***** PROVIDED ENTRIES

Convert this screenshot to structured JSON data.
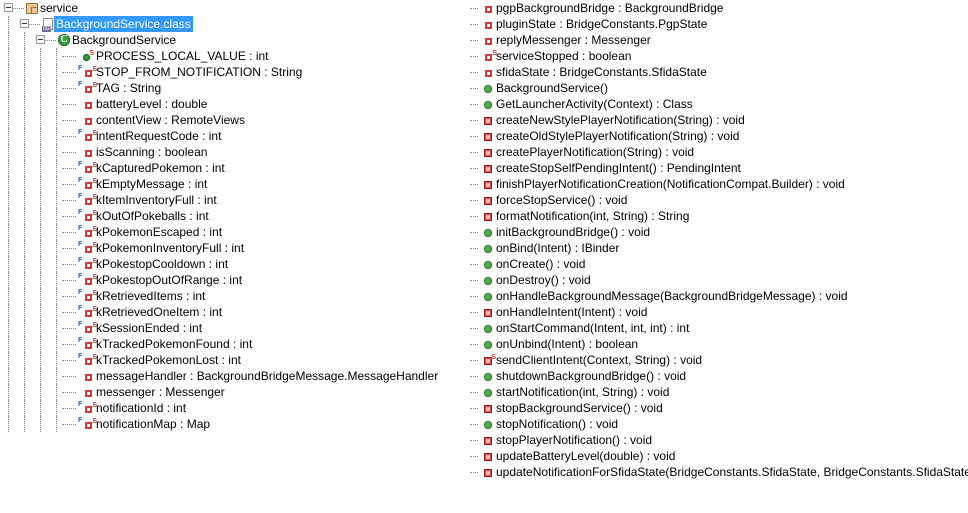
{
  "view": {
    "name": "Outline",
    "theme": {
      "background": "#ffffff",
      "text": "#000000",
      "selection_bg": "#3399ff",
      "selection_fg": "#ffffff",
      "tree_line": "#8a8a8a",
      "package_icon": "#e8c89a",
      "class_icon": "#3a9e3a",
      "public_member": "#4caf50",
      "private_member": "#e04848",
      "static_marker": "#c0392b",
      "final_marker": "#2a5caa"
    }
  },
  "tree": {
    "package": {
      "label": "service",
      "icon": "package-icon",
      "expanded": true
    },
    "class_file": {
      "label": "BackgroundService.class",
      "icon": "class-file-icon",
      "expanded": true,
      "selected": true
    },
    "class": {
      "label": "BackgroundService",
      "icon": "java-class-icon",
      "expanded": true
    }
  },
  "members_left": [
    {
      "label": "PROCESS_LOCAL_VALUE : int",
      "icon": "public-static-field-icon",
      "kind": "field",
      "visibility": "public",
      "static": true,
      "final": false
    },
    {
      "label": "STOP_FROM_NOTIFICATION : String",
      "icon": "private-static-final-field-icon",
      "kind": "field",
      "visibility": "private",
      "static": true,
      "final": true
    },
    {
      "label": "TAG : String",
      "icon": "private-static-final-field-icon",
      "kind": "field",
      "visibility": "private",
      "static": true,
      "final": true
    },
    {
      "label": "batteryLevel : double",
      "icon": "private-field-icon",
      "kind": "field",
      "visibility": "private",
      "static": false,
      "final": false
    },
    {
      "label": "contentView : RemoteViews",
      "icon": "private-field-icon",
      "kind": "field",
      "visibility": "private",
      "static": false,
      "final": false
    },
    {
      "label": "intentRequestCode : int",
      "icon": "private-static-final-field-icon",
      "kind": "field",
      "visibility": "private",
      "static": true,
      "final": true
    },
    {
      "label": "isScanning : boolean",
      "icon": "private-field-icon",
      "kind": "field",
      "visibility": "private",
      "static": false,
      "final": false
    },
    {
      "label": "kCapturedPokemon : int",
      "icon": "private-static-final-field-icon",
      "kind": "field",
      "visibility": "private",
      "static": true,
      "final": true
    },
    {
      "label": "kEmptyMessage : int",
      "icon": "private-static-final-field-icon",
      "kind": "field",
      "visibility": "private",
      "static": true,
      "final": true
    },
    {
      "label": "kItemInventoryFull : int",
      "icon": "private-static-final-field-icon",
      "kind": "field",
      "visibility": "private",
      "static": true,
      "final": true
    },
    {
      "label": "kOutOfPokeballs : int",
      "icon": "private-static-final-field-icon",
      "kind": "field",
      "visibility": "private",
      "static": true,
      "final": true
    },
    {
      "label": "kPokemonEscaped : int",
      "icon": "private-static-final-field-icon",
      "kind": "field",
      "visibility": "private",
      "static": true,
      "final": true
    },
    {
      "label": "kPokemonInventoryFull : int",
      "icon": "private-static-final-field-icon",
      "kind": "field",
      "visibility": "private",
      "static": true,
      "final": true
    },
    {
      "label": "kPokestopCooldown : int",
      "icon": "private-static-final-field-icon",
      "kind": "field",
      "visibility": "private",
      "static": true,
      "final": true
    },
    {
      "label": "kPokestopOutOfRange : int",
      "icon": "private-static-final-field-icon",
      "kind": "field",
      "visibility": "private",
      "static": true,
      "final": true
    },
    {
      "label": "kRetrievedItems : int",
      "icon": "private-static-final-field-icon",
      "kind": "field",
      "visibility": "private",
      "static": true,
      "final": true
    },
    {
      "label": "kRetrievedOneItem : int",
      "icon": "private-static-final-field-icon",
      "kind": "field",
      "visibility": "private",
      "static": true,
      "final": true
    },
    {
      "label": "kSessionEnded : int",
      "icon": "private-static-final-field-icon",
      "kind": "field",
      "visibility": "private",
      "static": true,
      "final": true
    },
    {
      "label": "kTrackedPokemonFound : int",
      "icon": "private-static-final-field-icon",
      "kind": "field",
      "visibility": "private",
      "static": true,
      "final": true
    },
    {
      "label": "kTrackedPokemonLost : int",
      "icon": "private-static-final-field-icon",
      "kind": "field",
      "visibility": "private",
      "static": true,
      "final": true
    },
    {
      "label": "messageHandler : BackgroundBridgeMessage.MessageHandler",
      "icon": "private-field-icon",
      "kind": "field",
      "visibility": "private",
      "static": false,
      "final": false
    },
    {
      "label": "messenger : Messenger",
      "icon": "private-field-icon",
      "kind": "field",
      "visibility": "private",
      "static": false,
      "final": false
    },
    {
      "label": "notificationId : int",
      "icon": "private-static-final-field-icon",
      "kind": "field",
      "visibility": "private",
      "static": true,
      "final": true
    },
    {
      "label": "notificationMap : Map",
      "icon": "private-static-final-field-icon",
      "kind": "field",
      "visibility": "private",
      "static": true,
      "final": true
    }
  ],
  "members_right": [
    {
      "label": "pgpBackgroundBridge : BackgroundBridge",
      "icon": "private-field-icon",
      "kind": "field",
      "visibility": "private",
      "static": false,
      "final": false
    },
    {
      "label": "pluginState : BridgeConstants.PgpState",
      "icon": "private-field-icon",
      "kind": "field",
      "visibility": "private",
      "static": false,
      "final": false
    },
    {
      "label": "replyMessenger : Messenger",
      "icon": "private-field-icon",
      "kind": "field",
      "visibility": "private",
      "static": false,
      "final": false
    },
    {
      "label": "serviceStopped : boolean",
      "icon": "private-static-field-icon",
      "kind": "field",
      "visibility": "private",
      "static": true,
      "final": false
    },
    {
      "label": "sfidaState : BridgeConstants.SfidaState",
      "icon": "private-field-icon",
      "kind": "field",
      "visibility": "private",
      "static": false,
      "final": false
    },
    {
      "label": "BackgroundService()",
      "icon": "public-method-icon",
      "kind": "constructor",
      "visibility": "public",
      "static": false,
      "final": false
    },
    {
      "label": "GetLauncherActivity(Context) : Class",
      "icon": "public-method-icon",
      "kind": "method",
      "visibility": "public",
      "static": false,
      "final": false
    },
    {
      "label": "createNewStylePlayerNotification(String) : void",
      "icon": "private-method-icon",
      "kind": "method",
      "visibility": "private",
      "static": false,
      "final": false
    },
    {
      "label": "createOldStylePlayerNotification(String) : void",
      "icon": "private-method-icon",
      "kind": "method",
      "visibility": "private",
      "static": false,
      "final": false
    },
    {
      "label": "createPlayerNotification(String) : void",
      "icon": "private-method-icon",
      "kind": "method",
      "visibility": "private",
      "static": false,
      "final": false
    },
    {
      "label": "createStopSelfPendingIntent() : PendingIntent",
      "icon": "private-method-icon",
      "kind": "method",
      "visibility": "private",
      "static": false,
      "final": false
    },
    {
      "label": "finishPlayerNotificationCreation(NotificationCompat.Builder) : void",
      "icon": "private-method-icon",
      "kind": "method",
      "visibility": "private",
      "static": false,
      "final": false
    },
    {
      "label": "forceStopService() : void",
      "icon": "private-method-icon",
      "kind": "method",
      "visibility": "private",
      "static": false,
      "final": false
    },
    {
      "label": "formatNotification(int, String) : String",
      "icon": "private-method-icon",
      "kind": "method",
      "visibility": "private",
      "static": false,
      "final": false
    },
    {
      "label": "initBackgroundBridge() : void",
      "icon": "public-method-icon",
      "kind": "method",
      "visibility": "public",
      "static": false,
      "final": false
    },
    {
      "label": "onBind(Intent) : IBinder",
      "icon": "public-method-icon",
      "kind": "method",
      "visibility": "public",
      "static": false,
      "final": false
    },
    {
      "label": "onCreate() : void",
      "icon": "public-method-icon",
      "kind": "method",
      "visibility": "public",
      "static": false,
      "final": false
    },
    {
      "label": "onDestroy() : void",
      "icon": "public-method-icon",
      "kind": "method",
      "visibility": "public",
      "static": false,
      "final": false
    },
    {
      "label": "onHandleBackgroundMessage(BackgroundBridgeMessage) : void",
      "icon": "public-method-icon",
      "kind": "method",
      "visibility": "public",
      "static": false,
      "final": false
    },
    {
      "label": "onHandleIntent(Intent) : void",
      "icon": "private-method-icon",
      "kind": "method",
      "visibility": "private",
      "static": false,
      "final": false
    },
    {
      "label": "onStartCommand(Intent, int, int) : int",
      "icon": "public-method-icon",
      "kind": "method",
      "visibility": "public",
      "static": false,
      "final": false
    },
    {
      "label": "onUnbind(Intent) : boolean",
      "icon": "public-method-icon",
      "kind": "method",
      "visibility": "public",
      "static": false,
      "final": false
    },
    {
      "label": "sendClientIntent(Context, String) : void",
      "icon": "private-static-method-icon",
      "kind": "method",
      "visibility": "private",
      "static": true,
      "final": false
    },
    {
      "label": "shutdownBackgroundBridge() : void",
      "icon": "public-method-icon",
      "kind": "method",
      "visibility": "public",
      "static": false,
      "final": false
    },
    {
      "label": "startNotification(int, String) : void",
      "icon": "public-method-icon",
      "kind": "method",
      "visibility": "public",
      "static": false,
      "final": false
    },
    {
      "label": "stopBackgroundService() : void",
      "icon": "private-method-icon",
      "kind": "method",
      "visibility": "private",
      "static": false,
      "final": false
    },
    {
      "label": "stopNotification() : void",
      "icon": "public-method-icon",
      "kind": "method",
      "visibility": "public",
      "static": false,
      "final": false
    },
    {
      "label": "stopPlayerNotification() : void",
      "icon": "private-method-icon",
      "kind": "method",
      "visibility": "private",
      "static": false,
      "final": false
    },
    {
      "label": "updateBatteryLevel(double) : void",
      "icon": "private-method-icon",
      "kind": "method",
      "visibility": "private",
      "static": false,
      "final": false
    },
    {
      "label": "updateNotificationForSfidaState(BridgeConstants.SfidaState, BridgeConstants.SfidaState) : void",
      "icon": "private-method-icon",
      "kind": "method",
      "visibility": "private",
      "static": false,
      "final": false
    }
  ]
}
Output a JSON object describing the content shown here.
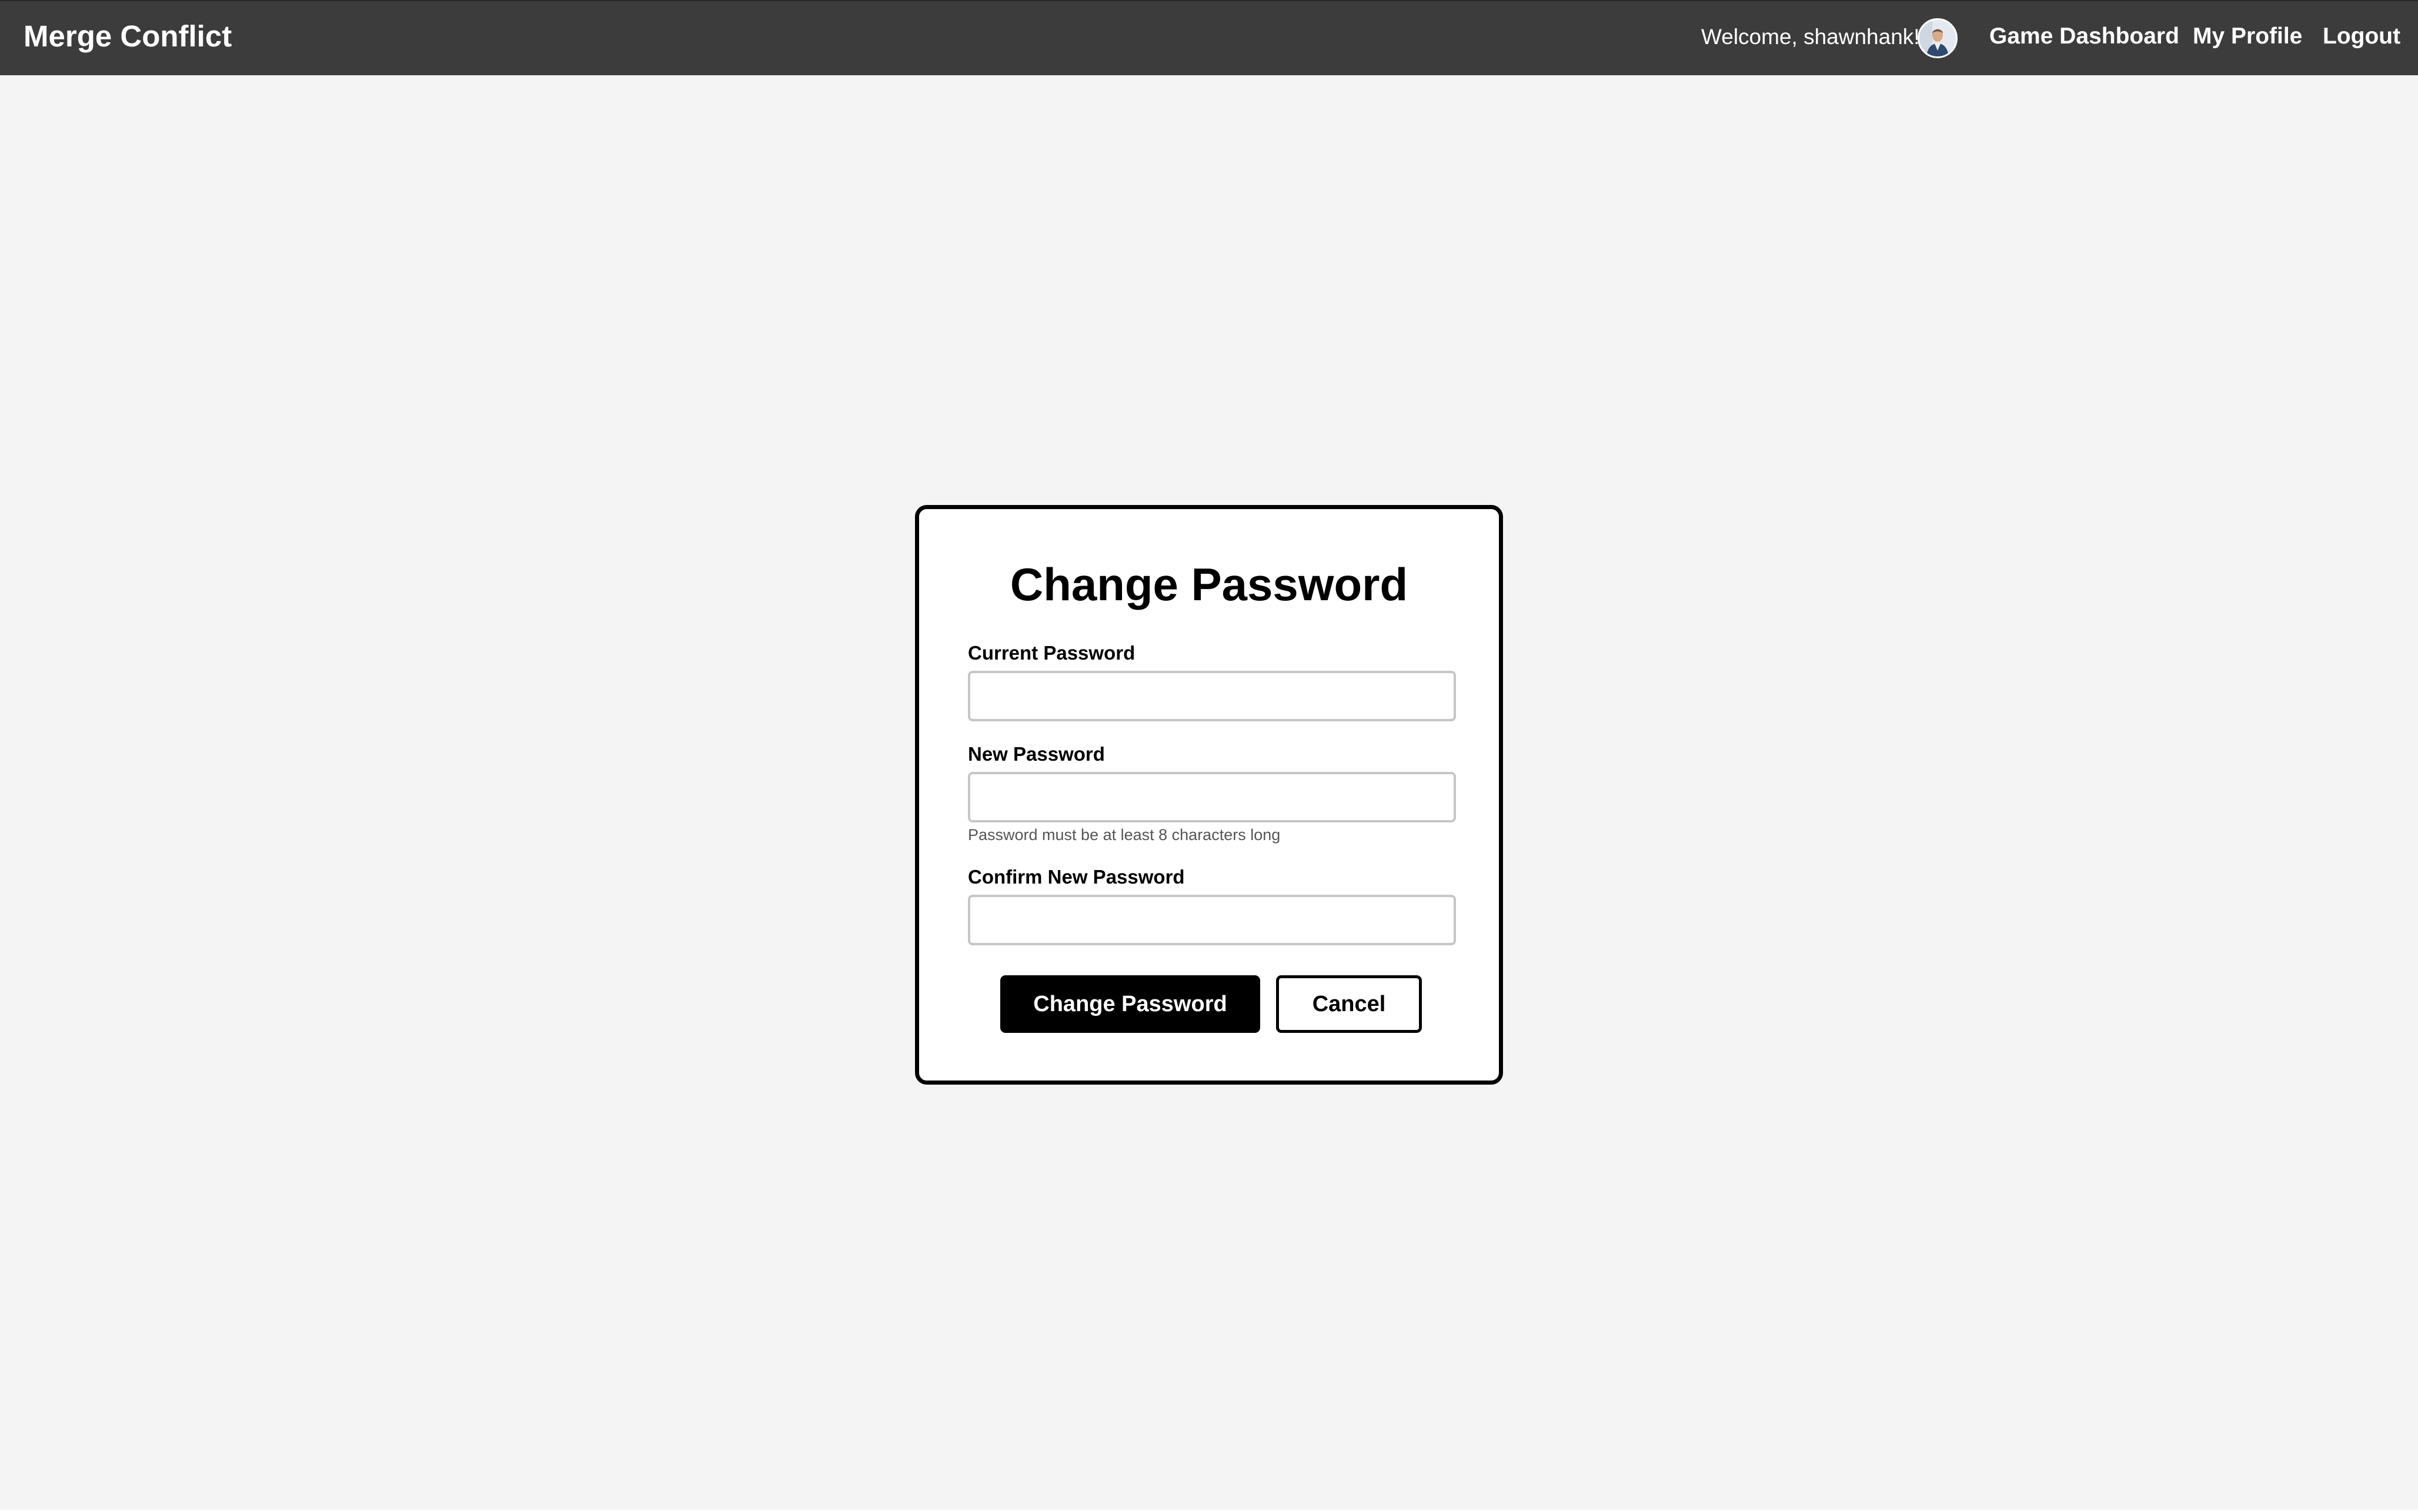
{
  "header": {
    "brand": "Merge Conflict",
    "welcome_text": "Welcome, shawnhank!",
    "avatar_icon": "user-avatar-photo",
    "nav": {
      "dashboard": "Game Dashboard",
      "profile": "My Profile",
      "logout": "Logout"
    }
  },
  "form": {
    "title": "Change Password",
    "current_password": {
      "label": "Current Password",
      "value": "",
      "placeholder": ""
    },
    "new_password": {
      "label": "New Password",
      "value": "",
      "placeholder": "",
      "hint": "Password must be at least 8 characters long"
    },
    "confirm_password": {
      "label": "Confirm New Password",
      "value": "",
      "placeholder": ""
    },
    "submit_label": "Change Password",
    "cancel_label": "Cancel"
  },
  "colors": {
    "navbar_bg": "#3c3c3c",
    "page_bg": "#f4f4f4",
    "primary_button": "#000000",
    "card_border": "#000000"
  }
}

**********

The answer is one number: how many lines of the material above contain "Messenger".

2